> _The request_: Check each line of the material. Copy those containing "Lindsell".

———

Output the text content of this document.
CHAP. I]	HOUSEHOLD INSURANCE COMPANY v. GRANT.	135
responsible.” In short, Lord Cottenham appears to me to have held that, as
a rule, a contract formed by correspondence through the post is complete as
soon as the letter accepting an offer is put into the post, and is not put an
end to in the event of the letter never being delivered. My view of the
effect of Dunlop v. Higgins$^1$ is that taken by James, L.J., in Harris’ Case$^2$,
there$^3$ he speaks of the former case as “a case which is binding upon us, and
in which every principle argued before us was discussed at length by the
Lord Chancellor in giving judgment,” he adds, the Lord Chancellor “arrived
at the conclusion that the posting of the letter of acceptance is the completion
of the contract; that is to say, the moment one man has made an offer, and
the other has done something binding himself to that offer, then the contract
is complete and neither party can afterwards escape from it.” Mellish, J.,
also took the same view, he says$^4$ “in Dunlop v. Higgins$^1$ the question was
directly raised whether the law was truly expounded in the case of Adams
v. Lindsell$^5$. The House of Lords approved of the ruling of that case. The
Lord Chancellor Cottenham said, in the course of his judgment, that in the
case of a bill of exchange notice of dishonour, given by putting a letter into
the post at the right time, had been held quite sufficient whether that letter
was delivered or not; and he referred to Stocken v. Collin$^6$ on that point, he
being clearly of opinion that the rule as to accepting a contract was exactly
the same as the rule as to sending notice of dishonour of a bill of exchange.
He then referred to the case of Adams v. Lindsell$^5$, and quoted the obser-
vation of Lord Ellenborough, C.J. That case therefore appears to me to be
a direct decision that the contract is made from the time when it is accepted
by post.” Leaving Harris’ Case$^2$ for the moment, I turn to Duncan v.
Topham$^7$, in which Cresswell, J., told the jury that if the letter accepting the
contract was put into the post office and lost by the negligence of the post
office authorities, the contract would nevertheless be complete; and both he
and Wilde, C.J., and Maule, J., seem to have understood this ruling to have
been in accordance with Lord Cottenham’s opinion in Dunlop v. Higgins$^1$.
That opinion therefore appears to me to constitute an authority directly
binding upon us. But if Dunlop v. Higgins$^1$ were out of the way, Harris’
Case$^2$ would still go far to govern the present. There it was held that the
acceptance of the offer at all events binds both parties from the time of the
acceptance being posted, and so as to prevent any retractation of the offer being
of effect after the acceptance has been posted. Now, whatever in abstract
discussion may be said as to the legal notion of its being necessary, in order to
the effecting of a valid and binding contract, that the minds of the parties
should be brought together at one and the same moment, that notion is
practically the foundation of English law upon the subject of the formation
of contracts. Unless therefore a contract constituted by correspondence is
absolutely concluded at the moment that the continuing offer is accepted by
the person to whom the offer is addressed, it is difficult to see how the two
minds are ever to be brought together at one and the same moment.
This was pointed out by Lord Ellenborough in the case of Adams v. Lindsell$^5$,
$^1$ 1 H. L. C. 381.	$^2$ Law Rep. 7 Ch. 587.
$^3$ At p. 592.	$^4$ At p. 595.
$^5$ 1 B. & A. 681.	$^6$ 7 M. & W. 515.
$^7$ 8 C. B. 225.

———

> _Answer to this problem_:
v. Lindsell$^5$. The House of Lords approved of the ruling of that case. The
He then referred to the case of Adams v. Lindsell$^5$, and quoted the obser-
This was pointed out by Lord Ellenborough in the case of Adams v. Lindsell$^5$,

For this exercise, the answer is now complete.